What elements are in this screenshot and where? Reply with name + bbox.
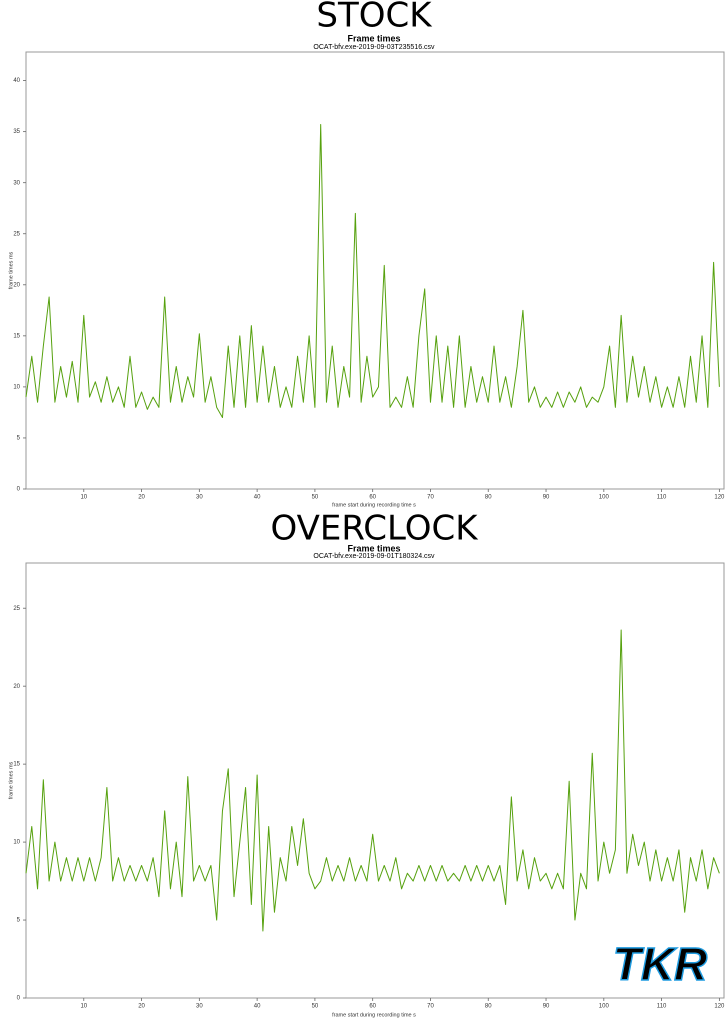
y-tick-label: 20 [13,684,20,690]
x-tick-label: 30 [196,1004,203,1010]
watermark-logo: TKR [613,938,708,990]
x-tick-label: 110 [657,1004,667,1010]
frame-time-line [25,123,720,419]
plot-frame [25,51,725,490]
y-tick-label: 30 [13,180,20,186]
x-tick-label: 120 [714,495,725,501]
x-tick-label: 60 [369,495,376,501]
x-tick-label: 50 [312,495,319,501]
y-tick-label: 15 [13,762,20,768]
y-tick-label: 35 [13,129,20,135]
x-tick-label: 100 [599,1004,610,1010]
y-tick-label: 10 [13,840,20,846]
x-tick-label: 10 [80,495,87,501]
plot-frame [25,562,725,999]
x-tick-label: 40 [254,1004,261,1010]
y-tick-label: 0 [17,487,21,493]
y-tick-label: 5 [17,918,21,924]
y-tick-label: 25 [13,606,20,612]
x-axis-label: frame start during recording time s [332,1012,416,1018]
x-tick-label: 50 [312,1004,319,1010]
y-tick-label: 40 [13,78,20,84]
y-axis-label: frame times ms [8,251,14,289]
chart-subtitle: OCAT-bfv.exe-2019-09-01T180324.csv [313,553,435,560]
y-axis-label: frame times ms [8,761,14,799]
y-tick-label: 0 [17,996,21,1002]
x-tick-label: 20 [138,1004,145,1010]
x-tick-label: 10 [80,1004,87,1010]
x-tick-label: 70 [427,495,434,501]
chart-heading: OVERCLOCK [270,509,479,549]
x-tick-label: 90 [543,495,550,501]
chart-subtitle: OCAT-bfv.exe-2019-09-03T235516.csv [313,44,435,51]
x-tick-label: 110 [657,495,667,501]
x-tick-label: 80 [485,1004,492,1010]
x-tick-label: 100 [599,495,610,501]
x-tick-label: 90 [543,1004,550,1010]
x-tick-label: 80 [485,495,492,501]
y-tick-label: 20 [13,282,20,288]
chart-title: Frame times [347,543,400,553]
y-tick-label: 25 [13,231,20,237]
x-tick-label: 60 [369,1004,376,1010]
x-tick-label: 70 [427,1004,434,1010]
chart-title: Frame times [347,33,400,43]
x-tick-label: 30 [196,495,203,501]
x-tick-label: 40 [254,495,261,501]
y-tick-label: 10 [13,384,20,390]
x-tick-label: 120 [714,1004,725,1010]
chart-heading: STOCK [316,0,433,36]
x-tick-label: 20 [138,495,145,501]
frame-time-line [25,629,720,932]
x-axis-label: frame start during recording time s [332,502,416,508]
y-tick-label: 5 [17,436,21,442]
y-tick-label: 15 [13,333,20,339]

= = = = = = =

Turn each line of the records above into a JSON list of strings, one string per line, with blank lines dropped. Leave the pictures out.

◆ Exercise answer ◆
[
  "What elements are in this screenshot and where? Reply with name + bbox.",
  "y-tick-label: 20 [13,684,20,690]",
  "x-tick-label: 30 [196,1004,203,1010]",
  "watermark-logo: TKR [613,938,708,990]",
  "x-tick-label: 110 [657,1004,667,1010]",
  "frame-time-line [25,123,720,419]",
  "plot-frame [25,51,725,490]",
  "y-tick-label: 30 [13,180,20,186]",
  "x-tick-label: 120 [714,495,725,501]",
  "x-tick-label: 60 [369,495,376,501]",
  "x-tick-label: 50 [312,495,319,501]",
  "y-tick-label: 15 [13,762,20,768]",
  "y-tick-label: 35 [13,129,20,135]",
  "x-tick-label: 100 [599,1004,610,1010]",
  "y-tick-label: 10 [13,840,20,846]",
  "x-tick-label: 10 [80,495,87,501]",
  "plot-frame [25,562,725,999]",
  "x-tick-label: 40 [254,1004,261,1010]",
  "y-tick-label: 0 [17,487,21,493]",
  "y-tick-label: 5 [17,918,21,924]",
  "y-tick-label: 25 [13,606,20,612]",
  "x-axis-label: frame start during recording time s [332,1012,416,1018]",
  "x-tick-label: 50 [312,1004,319,1010]",
  "y-tick-label: 40 [13,78,20,84]",
  "y-axis-label: frame times ms [8,251,14,289]",
  "chart-subtitle: OCAT-bfv.exe-2019-09-01T180324.csv [313,553,435,560]",
  "y-axis-label: frame times ms [8,761,14,799]",
  "y-tick-label: 0 [17,996,21,1002]",
  "x-tick-label: 20 [138,1004,145,1010]",
  "x-tick-label: 10 [80,1004,87,1010]",
  "x-tick-label: 70 [427,495,434,501]",
  "chart-heading: OVERCLOCK [270,509,479,549]",
  "x-tick-label: 90 [543,495,550,501]",
  "chart-subtitle: OCAT-bfv.exe-2019-09-03T235516.csv [313,44,435,51]",
  "x-tick-label: 110 [657,495,667,501]",
  "x-tick-label: 80 [485,1004,492,1010]",
  "x-tick-label: 100 [599,495,610,501]",
  "x-tick-label: 90 [543,1004,550,1010]",
  "x-tick-label: 80 [485,495,492,501]",
  "y-tick-label: 20 [13,282,20,288]",
  "chart-title: Frame times [347,543,400,553]",
  "y-tick-label: 25 [13,231,20,237]",
  "x-tick-label: 60 [369,1004,376,1010]",
  "x-tick-label: 70 [427,1004,434,1010]",
  "chart-title: Frame times [347,33,400,43]",
  "x-tick-label: 30 [196,495,203,501]",
  "x-tick-label: 40 [254,495,261,501]",
  "y-tick-label: 10 [13,384,20,390]",
  "x-tick-label: 120 [714,1004,725,1010]",
  "chart-heading: STOCK [316,0,433,36]",
  "x-tick-label: 20 [138,495,145,501]",
  "frame-time-line [25,629,720,932]",
  "x-axis-label: frame start during recording time s [332,502,416,508]",
  "y-tick-label: 5 [17,436,21,442]",
  "y-tick-label: 15 [13,333,20,339]"
]